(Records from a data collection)
+ + + +

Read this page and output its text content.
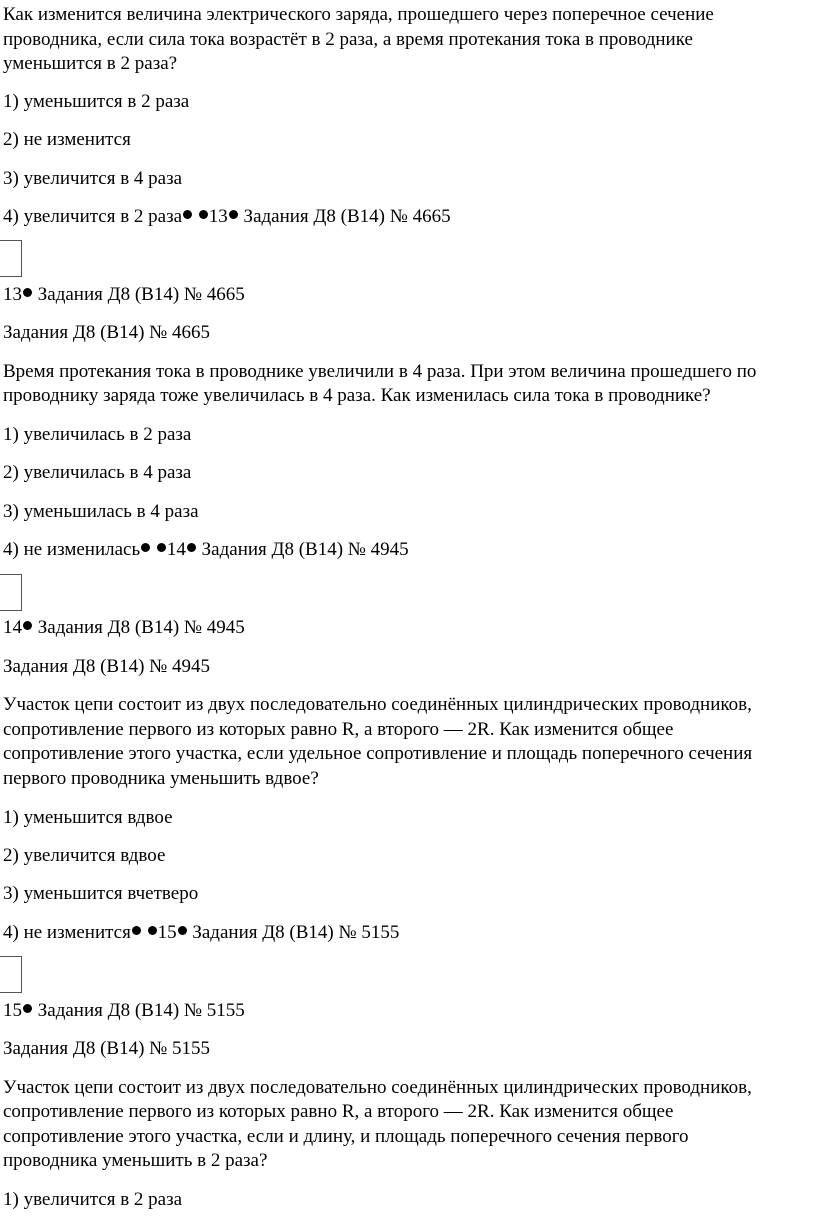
Как изменится величина электрического заряда, прошедшего через поперечное сечение
проводника, если сила тока возрастёт в 2 раза, а время протекания тока в проводнике
уменьшится в 2 раза?
1) уменьшится в 2 раза
2) не изменится
3) увеличится в 4 раза
4) увеличится в 2 раза 13 Задания Д8 (B14) № 4665
13 Задания Д8 (B14) № 4665
Задания Д8 (B14) № 4665
Время протекания тока в проводнике увеличили в 4 раза. При этом величина прошедшего по
проводнику заряда тоже увеличилась в 4 раза. Как изменилась сила тока в проводнике?
1) увеличилась в 2 раза
2) увеличилась в 4 раза
3) уменьшилась в 4 раза
4) не изменилась 14 Задания Д8 (B14) № 4945
14 Задания Д8 (B14) № 4945
Задания Д8 (B14) № 4945
Участок цепи состоит из двух последовательно соединённых цилиндрических проводников,
сопротивление первого из которых равно R, а второго — 2R. Как изменится общее
сопротивление этого участка, если удельное сопротивление и площадь поперечного сечения
первого проводника уменьшить вдвое?
1) уменьшится вдвое
2) увеличится вдвое
3) уменьшится вчетверо
4) не изменится 15 Задания Д8 (B14) № 5155
15 Задания Д8 (B14) № 5155
Задания Д8 (B14) № 5155
Участок цепи состоит из двух последовательно соединённых цилиндрических проводников,
сопротивление первого из которых равно R, а второго — 2R. Как изменится общее
сопротивление этого участка, если и длину, и площадь поперечного сечения первого
проводника уменьшить в 2 раза?
1) увеличится в 2 раза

+ + + +

# THE EXERCISE
Gather and return every line that holds the string "увеличится".

# RESPONSE TO THIS EXERCISE
3) увеличится в 4 раза
4) увеличится в 2 раза 13 Задания Д8 (B14) № 4665
2) увеличится вдвое
1) увеличится в 2 раза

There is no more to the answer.